Requirement
Copy each line below that contains "screenshot".

Record extracts
# # # # # # #
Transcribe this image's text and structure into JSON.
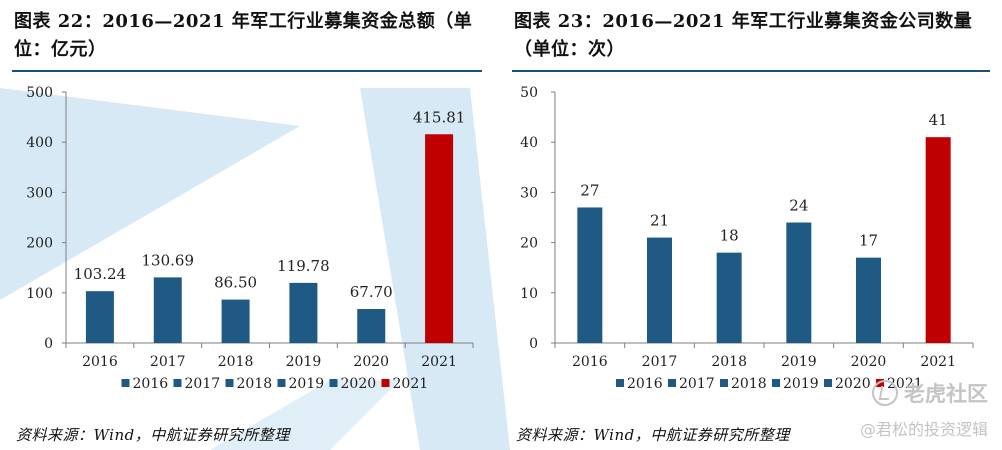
{
  "charts": [
    {
      "title": "图表 22：2016—2021 年军工行业募集资金总额（单位：亿元）",
      "source": "资料来源：Wind，中航证券研究所整理"
    },
    {
      "title": "图表 23：2016—2021 年军工行业募集资金公司数量（单位：次）",
      "source": "资料来源：Wind，中航证券研究所整理"
    }
  ],
  "watermark": {
    "line1": "老虎社区",
    "line2": "@君松的投资逻辑"
  },
  "colors": {
    "bar": "#1f5a84",
    "highlight": "#c00000",
    "axis": "#7f7f7f",
    "rule": "#1f4e79",
    "deco": "#c9e2f2"
  },
  "chart_data": [
    {
      "type": "bar",
      "title": "图表 22：2016—2021 年军工行业募集资金总额（单位：亿元）",
      "categories": [
        "2016",
        "2017",
        "2018",
        "2019",
        "2020",
        "2021"
      ],
      "values": [
        103.24,
        130.69,
        86.5,
        119.78,
        67.7,
        415.81
      ],
      "value_labels": [
        "103.24",
        "130.69",
        "86.50",
        "119.78",
        "67.70",
        "415.81"
      ],
      "yticks": [
        "0",
        "100",
        "200",
        "300",
        "400",
        "500"
      ],
      "ylim": [
        0,
        500
      ],
      "legend": [
        "2016",
        "2017",
        "2018",
        "2019",
        "2020",
        "2021"
      ],
      "legend_position": "bottom",
      "grid": false
    },
    {
      "type": "bar",
      "title": "图表 23：2016—2021 年军工行业募集资金公司数量（单位：次）",
      "categories": [
        "2016",
        "2017",
        "2018",
        "2019",
        "2020",
        "2021"
      ],
      "values": [
        27,
        21,
        18,
        24,
        17,
        41
      ],
      "value_labels": [
        "27",
        "21",
        "18",
        "24",
        "17",
        "41"
      ],
      "yticks": [
        "0",
        "10",
        "20",
        "30",
        "40",
        "50"
      ],
      "ylim": [
        0,
        50
      ],
      "legend": [
        "2016",
        "2017",
        "2018",
        "2019",
        "2020",
        "2021"
      ],
      "legend_position": "bottom",
      "grid": false
    }
  ]
}
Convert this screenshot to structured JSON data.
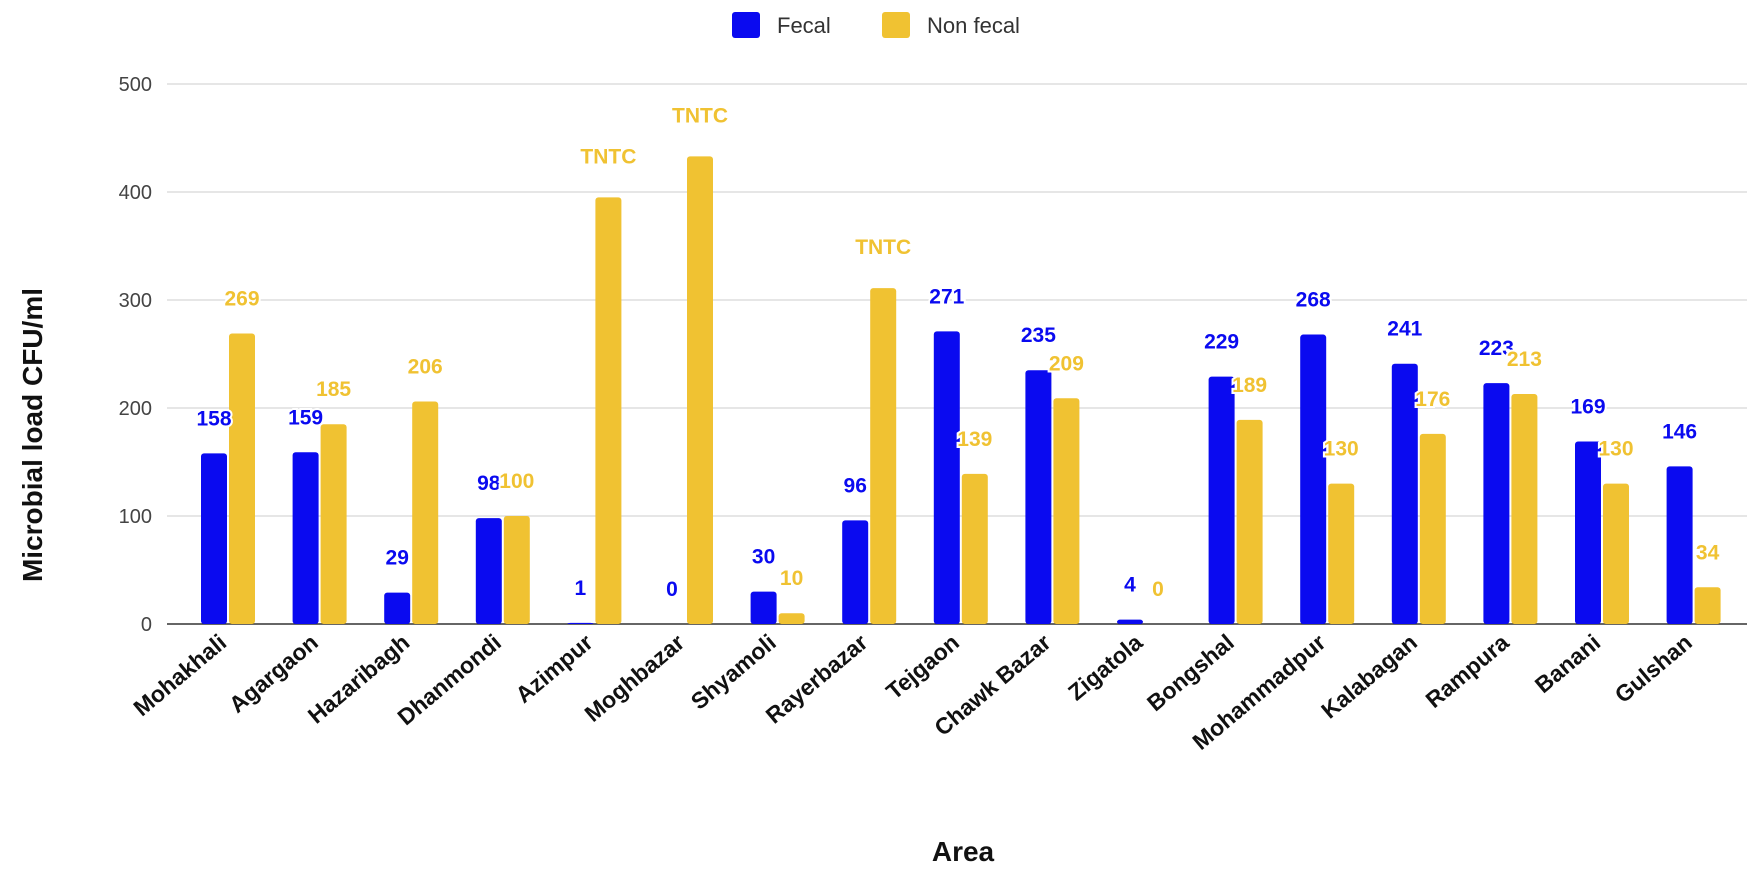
{
  "chart_data": {
    "type": "bar",
    "xlabel": "Area",
    "ylabel": "Microbial load CFU/ml",
    "ylim": [
      0,
      500
    ],
    "yticks": [
      0,
      100,
      200,
      300,
      400,
      500
    ],
    "grid": true,
    "legend_position": "top",
    "categories": [
      "Mohakhali",
      "Agargaon",
      "Hazaribagh",
      "Dhanmondi",
      "Azimpur",
      "Moghbazar",
      "Shyamoli",
      "Rayerbazar",
      "Tejgaon",
      "Chawk Bazar",
      "Zigatola",
      "Bongshal",
      "Mohammadpur",
      "Kalabagan",
      "Rampura",
      "Banani",
      "Gulshan"
    ],
    "series": [
      {
        "name": "Fecal",
        "color": "#0a0af0",
        "values": [
          158,
          159,
          29,
          98,
          1,
          0,
          30,
          96,
          271,
          235,
          4,
          229,
          268,
          241,
          223,
          169,
          146
        ],
        "labels": [
          "158",
          "159",
          "29",
          "98",
          "1",
          "0",
          "30",
          "96",
          "271",
          "235",
          "4",
          "229",
          "268",
          "241",
          "223",
          "169",
          "146"
        ]
      },
      {
        "name": "Non fecal",
        "color": "#f0c232",
        "values": [
          269,
          185,
          206,
          100,
          395,
          433,
          10,
          311,
          139,
          209,
          0,
          189,
          130,
          176,
          213,
          130,
          34
        ],
        "labels": [
          "269",
          "185",
          "206",
          "100",
          "TNTC",
          "TNTC",
          "10",
          "TNTC",
          "139",
          "209",
          "0",
          "189",
          "130",
          "176",
          "213",
          "130",
          "34"
        ]
      }
    ]
  }
}
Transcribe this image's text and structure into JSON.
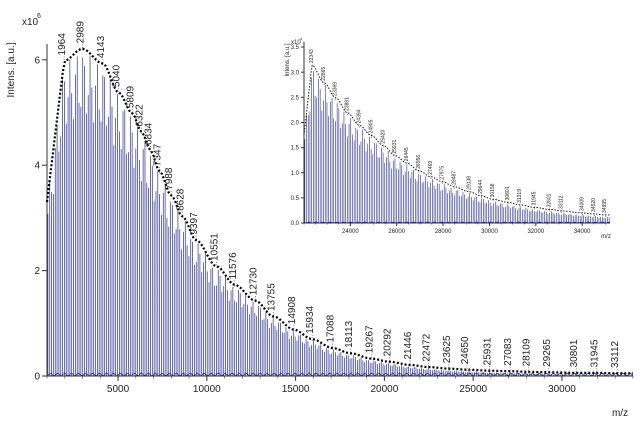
{
  "chart_data": [
    {
      "type": "line",
      "title": "",
      "ylabel": "Intens. [a.u.]",
      "y_multiplier": "x10",
      "y_multiplier_exp": "6",
      "xlabel": "m/z",
      "xlim": [
        1000,
        34000
      ],
      "ylim": [
        0,
        6.3
      ],
      "xticks": [
        5000,
        10000,
        15000,
        20000,
        25000,
        30000
      ],
      "yticks": [
        0,
        2,
        4,
        6
      ],
      "xtick_labels": [
        "5000",
        "10000",
        "15000",
        "20000",
        "25000",
        "30000"
      ],
      "ytick_labels": [
        "0",
        "2",
        "4",
        "6"
      ],
      "peak_labels": [
        "1964",
        "2989",
        "4143",
        "5040",
        "5809",
        "6322",
        "6834",
        "7347",
        "7988",
        "8628",
        "9397",
        "10551",
        "11576",
        "12730",
        "13755",
        "14908",
        "15934",
        "17088",
        "18113",
        "19267",
        "20292",
        "21446",
        "22472",
        "23625",
        "24650",
        "25931",
        "27083",
        "28109",
        "29265",
        "30801",
        "31945",
        "33112"
      ],
      "peak_x": [
        1964,
        2989,
        4143,
        5040,
        5809,
        6322,
        6834,
        7347,
        7988,
        8628,
        9397,
        10551,
        11576,
        12730,
        13755,
        14908,
        15934,
        17088,
        18113,
        19267,
        20292,
        21446,
        22472,
        23625,
        24650,
        25931,
        27083,
        28109,
        29265,
        30801,
        31945,
        33112
      ],
      "peak_y": [
        5.95,
        6.18,
        5.9,
        5.35,
        4.95,
        4.6,
        4.25,
        3.85,
        3.4,
        3.0,
        2.55,
        2.05,
        1.7,
        1.4,
        1.1,
        0.85,
        0.67,
        0.5,
        0.4,
        0.3,
        0.24,
        0.18,
        0.14,
        0.11,
        0.09,
        0.07,
        0.06,
        0.05,
        0.04,
        0.03,
        0.03,
        0.02
      ],
      "envelope_peak_mz": 3000,
      "envelope_max": 6.18,
      "line_color": "#2a2f8c",
      "envelope_color": "#000000",
      "grid": false
    },
    {
      "type": "line",
      "title": "",
      "inset": true,
      "ylabel": "Intens. [a.u.]",
      "y_multiplier": "x10",
      "y_multiplier_exp": "4",
      "xlabel": "m/z",
      "xlim": [
        22000,
        35200
      ],
      "ylim": [
        0,
        3.6
      ],
      "xticks": [
        24000,
        26000,
        28000,
        30000,
        32000,
        34000
      ],
      "yticks": [
        0.0,
        0.5,
        1.0,
        1.5,
        2.0,
        2.5,
        3.0,
        3.5
      ],
      "xtick_labels": [
        "24000",
        "26000",
        "28000",
        "30000",
        "32000",
        "34000"
      ],
      "ytick_labels": [
        "0.0",
        "0.5",
        "1.0",
        "1.5",
        "2.0",
        "2.5",
        "3.0",
        "3.5"
      ],
      "peak_labels": [
        "22343",
        "22865",
        "23369",
        "23881",
        "24394",
        "24905",
        "25420",
        "25931",
        "26445",
        "26956",
        "27469",
        "27975",
        "28487",
        "29138",
        "29644",
        "30158",
        "30801",
        "31319",
        "31945",
        "32601",
        "33112",
        "34009",
        "34520",
        "34995"
      ],
      "peak_x": [
        22343,
        22865,
        23369,
        23881,
        24394,
        24905,
        25420,
        25931,
        26445,
        26956,
        27469,
        27975,
        28487,
        29138,
        29644,
        30158,
        30801,
        31319,
        31945,
        32601,
        33112,
        34009,
        34520,
        34995
      ],
      "peak_y": [
        3.1,
        2.75,
        2.45,
        2.15,
        1.9,
        1.7,
        1.5,
        1.3,
        1.15,
        1.0,
        0.88,
        0.78,
        0.68,
        0.58,
        0.5,
        0.43,
        0.37,
        0.32,
        0.27,
        0.23,
        0.2,
        0.16,
        0.14,
        0.12
      ],
      "line_color": "#2a2f8c",
      "envelope_color": "#000000",
      "grid": false
    }
  ]
}
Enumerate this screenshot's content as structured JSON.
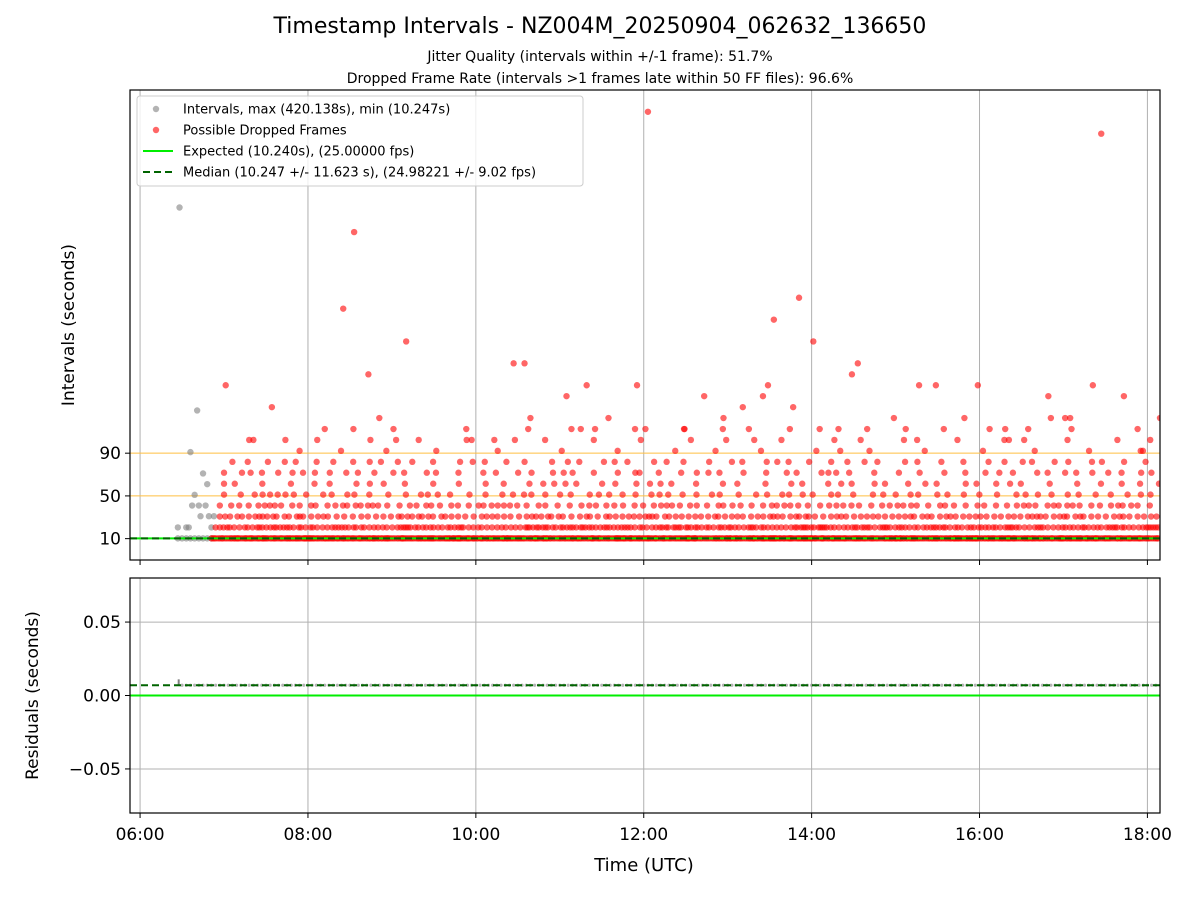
{
  "header": {
    "title": "Timestamp Intervals - NZ004M_20250904_062632_136650",
    "subtitle_1": "Jitter Quality (intervals within +/-1 frame): 51.7%",
    "subtitle_2": "Dropped Frame Rate (intervals >1 frames late within 50 FF files): 96.6%"
  },
  "chart_data": [
    {
      "type": "scatter",
      "panel": "intervals",
      "ylabel": "Intervals (seconds)",
      "y_ticks": [
        10,
        50,
        90
      ],
      "ylim": [
        -10,
        430
      ],
      "xlim_hours": [
        5.88,
        18.15
      ],
      "x_ticks_hours": [
        6,
        8,
        10,
        12,
        14,
        16,
        18
      ],
      "grid": "vertical",
      "legend_placement": "upper-left",
      "threshold_lines": {
        "values": [
          50,
          90
        ],
        "color": "#ffbf40"
      },
      "legend": [
        {
          "label": "Intervals, max (420.138s), min (10.247s)",
          "kind": "marker",
          "color": "#808080"
        },
        {
          "label": "Possible Dropped Frames",
          "kind": "marker",
          "color": "#ff0000"
        },
        {
          "label": "Expected (10.240s), (25.00000 fps)",
          "kind": "solid-line",
          "color": "#00ee00"
        },
        {
          "label": "Median (10.247 +/- 11.623 s), (24.98221 +/- 9.02 fps)",
          "kind": "dashed-line",
          "color": "#006400"
        }
      ],
      "expected_value": 10.24,
      "median_value": 10.247,
      "series": [
        {
          "name": "Intervals, max (420.138s), min (10.247s)",
          "color": "#808080",
          "points": [
            [
              6.45,
              10.25
            ],
            [
              6.5,
              10.25
            ],
            [
              6.55,
              10.25
            ],
            [
              6.6,
              10.25
            ],
            [
              6.65,
              10.25
            ],
            [
              6.7,
              10.25
            ],
            [
              6.75,
              10.25
            ],
            [
              6.8,
              10.25
            ],
            [
              6.85,
              10.25
            ],
            [
              6.45,
              20.5
            ],
            [
              6.55,
              20.5
            ],
            [
              6.58,
              20.5
            ],
            [
              6.62,
              41
            ],
            [
              6.65,
              51
            ],
            [
              6.7,
              41
            ],
            [
              6.72,
              31
            ],
            [
              6.75,
              71
            ],
            [
              6.78,
              41
            ],
            [
              6.8,
              61
            ],
            [
              6.82,
              31
            ],
            [
              6.85,
              20.5
            ],
            [
              6.88,
              31
            ],
            [
              6.6,
              91
            ],
            [
              6.68,
              130
            ],
            [
              6.47,
              320
            ]
          ]
        },
        {
          "name": "Possible Dropped Frames",
          "color": "#ff0000",
          "seed": 12345,
          "dense_rows": [
            {
              "y": 10.25,
              "x_from": 6.85,
              "x_to": 18.15,
              "step": 0.018
            },
            {
              "y": 20.5,
              "x_from": 6.9,
              "x_to": 18.15,
              "step": 0.045
            },
            {
              "y": 30.7,
              "x_from": 6.95,
              "x_to": 18.15,
              "step": 0.07
            },
            {
              "y": 41,
              "x_from": 6.95,
              "x_to": 18.15,
              "step": 0.1
            },
            {
              "y": 51.2,
              "x_from": 7.0,
              "x_to": 18.15,
              "step": 0.16
            },
            {
              "y": 61.4,
              "x_from": 7.0,
              "x_to": 18.15,
              "step": 0.24
            },
            {
              "y": 71.7,
              "x_from": 7.0,
              "x_to": 18.15,
              "step": 0.2
            },
            {
              "y": 81.9,
              "x_from": 7.1,
              "x_to": 18.15,
              "step": 0.22
            },
            {
              "y": 92.2,
              "x_from": 7.9,
              "x_to": 18.1,
              "step": 0.55
            },
            {
              "y": 102.4,
              "x_from": 7.3,
              "x_to": 18.1,
              "step": 0.45
            },
            {
              "y": 112.6,
              "x_from": 8.2,
              "x_to": 18.0,
              "step": 0.6
            }
          ],
          "points": [
            [
              7.02,
              153.6
            ],
            [
              7.57,
              133.1
            ],
            [
              7.35,
              102.4
            ],
            [
              8.42,
              225.3
            ],
            [
              8.55,
              297
            ],
            [
              8.72,
              163.8
            ],
            [
              9.17,
              194.6
            ],
            [
              10.45,
              174.1
            ],
            [
              10.58,
              174.1
            ],
            [
              10.65,
              122.9
            ],
            [
              11.08,
              143.4
            ],
            [
              11.25,
              112.6
            ],
            [
              11.32,
              153.6
            ],
            [
              11.42,
              112.6
            ],
            [
              11.58,
              122.9
            ],
            [
              11.92,
              153.6
            ],
            [
              12.02,
              112.6
            ],
            [
              12.05,
              409.6
            ],
            [
              12.48,
              112.6
            ],
            [
              12.72,
              143.4
            ],
            [
              12.95,
              122.9
            ],
            [
              13.18,
              133.1
            ],
            [
              13.42,
              143.4
            ],
            [
              13.48,
              153.6
            ],
            [
              13.55,
              215
            ],
            [
              13.78,
              133.1
            ],
            [
              13.85,
              235.5
            ],
            [
              14.02,
              194.6
            ],
            [
              14.32,
              112.6
            ],
            [
              14.48,
              163.8
            ],
            [
              14.55,
              174.1
            ],
            [
              14.98,
              122.9
            ],
            [
              15.28,
              153.6
            ],
            [
              15.48,
              153.6
            ],
            [
              15.82,
              122.9
            ],
            [
              15.98,
              153.6
            ],
            [
              16.12,
              112.6
            ],
            [
              16.58,
              112.6
            ],
            [
              16.82,
              143.4
            ],
            [
              16.85,
              122.9
            ],
            [
              17.02,
              122.9
            ],
            [
              17.08,
              122.9
            ],
            [
              17.35,
              153.6
            ],
            [
              17.45,
              389.1
            ],
            [
              17.72,
              143.4
            ],
            [
              18.15,
              122.9
            ],
            [
              8.85,
              122.9
            ],
            [
              9.05,
              102.4
            ],
            [
              9.95,
              102.4
            ],
            [
              10.22,
              102.4
            ],
            [
              11.95,
              71.7
            ],
            [
              14.2,
              71.7
            ],
            [
              15.1,
              102.4
            ],
            [
              16.35,
              102.4
            ],
            [
              17.92,
              92.2
            ]
          ]
        }
      ]
    },
    {
      "type": "line",
      "panel": "residuals",
      "xlabel": "Time (UTC)",
      "ylabel": "Residuals (seconds)",
      "ylim": [
        -0.08,
        0.08
      ],
      "y_ticks": [
        -0.05,
        0.0,
        0.05
      ],
      "y_tick_labels": [
        "−0.05",
        "0.00",
        "0.05"
      ],
      "xlim_hours": [
        5.88,
        18.15
      ],
      "x_ticks_hours": [
        6,
        8,
        10,
        12,
        14,
        16,
        18
      ],
      "x_tick_labels": [
        "06:00",
        "08:00",
        "10:00",
        "12:00",
        "14:00",
        "16:00",
        "18:00"
      ],
      "grid": "both",
      "expected_residual": 0.0,
      "median_residual": 0.007,
      "residual_band": 0.007,
      "residual_spike": [
        6.46,
        0.011
      ]
    }
  ]
}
# # # # # # #
Full output
Convert this screenshot to structured JSON data.
Enumerate this screenshot's content as structured JSON.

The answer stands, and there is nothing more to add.